Die unheimliche Expansionsbewegung, die den Kriminalroman in einen Kraken verwandelt, der mit seinen Tentakeln alle anderen Formen umschlingt und sich einverleibt, hat das Archiv nicht ausgelassen. Längst sind den Pergamenten des Mittelalters, die Umberto Eco im "Namen der Rose" mit den Mitteln des Detektivromans in Brand gesetzt hat, die Aktenordner der Moderne und die digitalen Datensätze der Gegenwart an die Seite getreten. Der Staub ist zur Blutspur geworden.
Graeme Macrae Burnet, geboren 1967 im Südwesten Schottlands, hat in Glasgow Englische Literatur studiert und war dann viel in Europa unterwegs. Sein Debüt "The Disappearance of Adèle Bedeau" (2014) ließ erkennen, dass zu seinen Lieblingsautoren Georges Simenon gehört. Mit seinem zweiten, nun ins Deutsche übersetzten Roman "His Bloody Project. Documents relating to the case of Roderick Macrae" hat er es auf die Shortlist zum Booker Prize 2016 geschafft.
Das Buch ist ein geradezu mustergültiges Exemplar der Archivfiktion im Kriminalroman. Es spielt 1869 in der nordwestlichen Küstenregion Schottlands und erzählt die Geschichte des siebzehnjährigen Roderick Macrae, der beschuldigt wird, in seinem Heimatdorf Culduie drei Menschen mit äußerster Brutalität ermordet zu haben. Der Autor, Graeme Macrae Burnet, so teilt das Vorwort mit, ist bei Nachforschungen über seinen Großvater im Highland Archive Centre in Iverness auf den Fall gestoßen, der zu seiner Zeit Furore machte, und hat als seine Hauptquelle das Manuskript entdeckt, in dem der Angeklagte auf Anraten seines Rechtsbeistandes von der Vorgeschichte seiner Tat berichtet und diese selbst beschreibt.

Einige Daten:
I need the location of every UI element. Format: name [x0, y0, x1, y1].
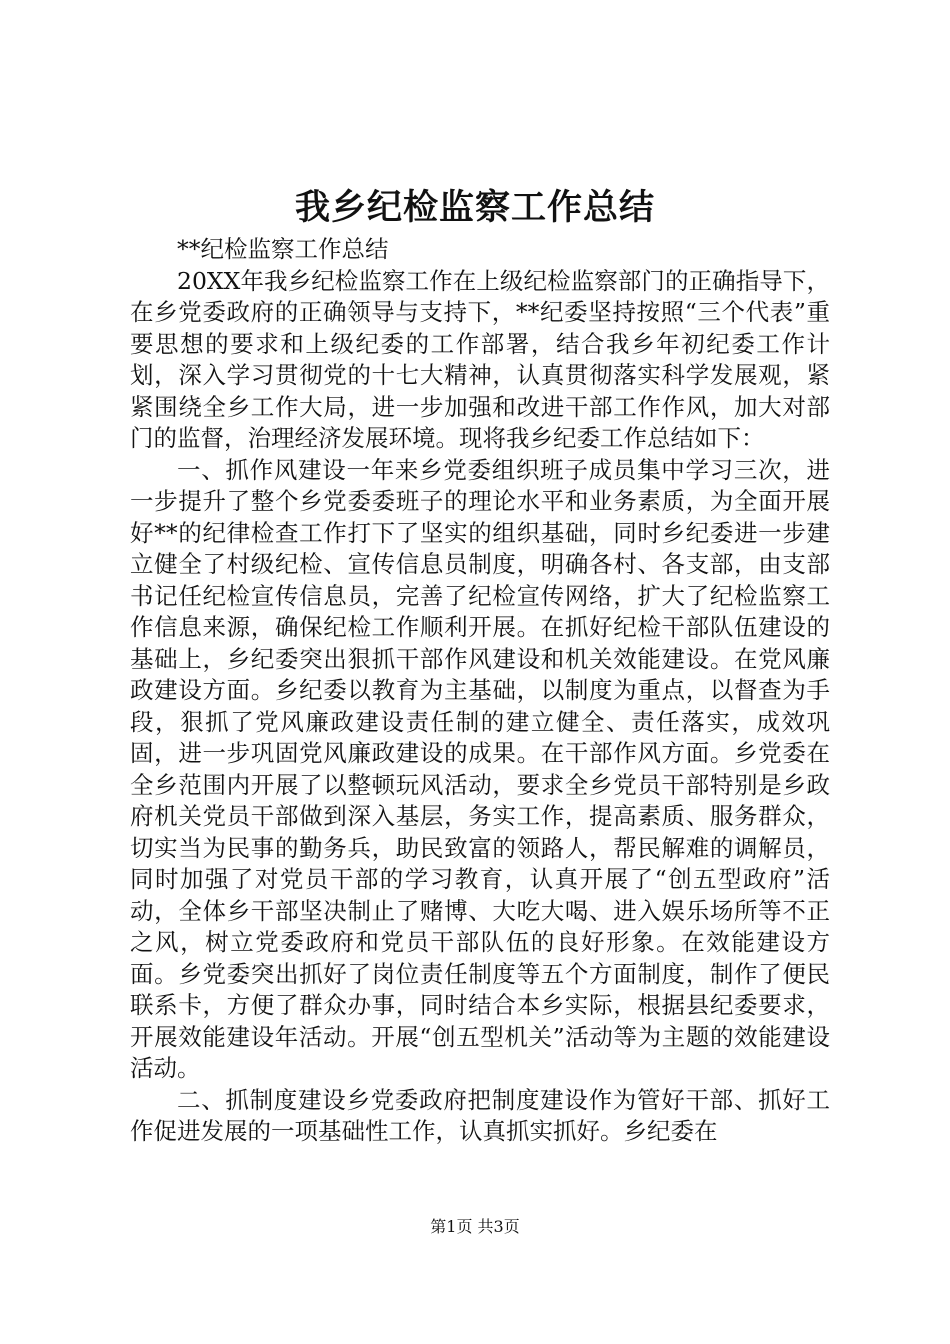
document-subtitle: **纪检监察工作总结	[177, 235, 389, 263]
intro-paragraph: 20XX年我乡纪检监察工作在上级纪检监察部门的正确指导下，在乡党委政府的正确领导与支持下，**纪委坚持按照“三个代表”重要思想的要求和上级纪委的工作部署，结合我乡年初纪委工作计划，深入学习贯彻党的十七大精神，认真贯彻落实科学发展观，紧紧围绕全乡工作大局，进一步加强和改进干部工作作风，加大对部门的监督，治理经济发展环境。现将我乡纪委工作总结如下：	[130, 266, 830, 452]
section-1-paragraph: 一、抓作风建设一年来乡党委组织班子成员集中学习三次，进一步提升了整个乡党委委班子的理论水平和业务素质，为全面开展好**的纪律检查工作打下了坚实的组织基础，同时乡纪委进一步建立健全了村级纪检、宣传信息员制度，明确各村、各支部，由支部书记任纪检宣传信息员，完善了纪检宣传网络，扩大了纪检监察工作信息来源，确保纪检工作顺利开展。在抓好纪检干部队伍建设的基础上，乡纪委突出狠抓干部作风建设和机关效能建设。在党风廉政建设方面。乡纪委以教育为主基础，以制度为重点，以督查为手段，狠抓了党风廉政建设责任制的建立健全、责任落实，成效巩固，进一步巩固党风廉政建设的成果。在干部作风方面。乡党委在全乡范围内开展了以整顿玩风活动，要求全乡党员干部特别是乡政府机关党员干部做到深入基层，务实工作，提高素质、服务群众，切实当为民事的勤务兵，助民致富的领路人，帮民解难的调解员，同时加强了对党员干部的学习教育，认真开展了“创五型政府”活动，全体乡干部坚决制止了赌博、大吃大喝、进入娱乐场所等不正之风，树立党委政府和党员干部队伍的良好形象。在效能建设方面。乡党委突出抓好了岗位责任制度等五个方面制度，制作了便民联系卡，方便了群众办事，同时结合本乡实际，根据县纪委要求，开展效能建设年活动。开展“创五型机关”活动等为主题的效能建设活动。	[130, 455, 830, 1082]
document-body	[130, 234, 830, 1148]
section-2-paragraph: 二、抓制度建设乡党委政府把制度建设作为管好干部、抓好工作促进发展的一项基础性工作，认真抓实抓好。乡纪委在	[130, 1085, 830, 1145]
document-title: 我乡纪检监察工作总结	[294, 187, 655, 228]
page-number-footer: 第1页 共3页	[430, 1217, 520, 1236]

» Arbeitsauftrag
Gib die Besprechung des Romans „His Bloody Project“ noch einmal vollständig und wortgetreu wieder.

» Lösung
Die unheimliche Expansionsbewegung, die den Kriminalroman in einen Kraken verwandelt, der mit seinen Tentakeln alle anderen Formen umschlingt und sich einverleibt, hat das Archiv nicht ausgelassen. Längst sind den Pergamenten des Mittelalters, die Umberto Eco im "Namen der Rose" mit den Mitteln des Detektivromans in Brand gesetzt hat, die Aktenordner der Moderne und die digitalen Datensätze der Gegenwart an die Seite getreten. Der Staub ist zur Blutspur geworden.
Graeme Macrae Burnet, geboren 1967 im Südwesten Schottlands, hat in Glasgow Englische Literatur studiert und war dann viel in Europa unterwegs. Sein Debüt "The Disappearance of Adèle Bedeau" (2014) ließ erkennen, dass zu seinen Lieblingsautoren Georges Simenon gehört. Mit seinem zweiten, nun ins Deutsche übersetzten Roman "His Bloody Project. Documents relating to the case of Roderick Macrae" hat er es auf die Shortlist zum Booker Prize 2016 geschafft.
Das Buch ist ein geradezu mustergültiges Exemplar der Archivfiktion im Kriminalroman. Es spielt 1869 in der nordwestlichen Küstenregion Schottlands und erzählt die Geschichte des siebzehnjährigen Roderick Macrae, der beschuldigt wird, in seinem Heimatdorf Culduie drei Menschen mit äußerster Brutalität ermordet zu haben. Der Autor, Graeme Macrae Burnet, so teilt das Vorwort mit, ist bei Nachforschungen über seinen Großvater im Highland Archive Centre in Iverness auf den Fall gestoßen, der zu seiner Zeit Furore machte, und hat als seine Hauptquelle das Manuskript entdeckt, in dem der Angeklagte auf Anraten seines Rechtsbeistandes von der Vorgeschichte seiner Tat berichtet und diese selbst beschreibt.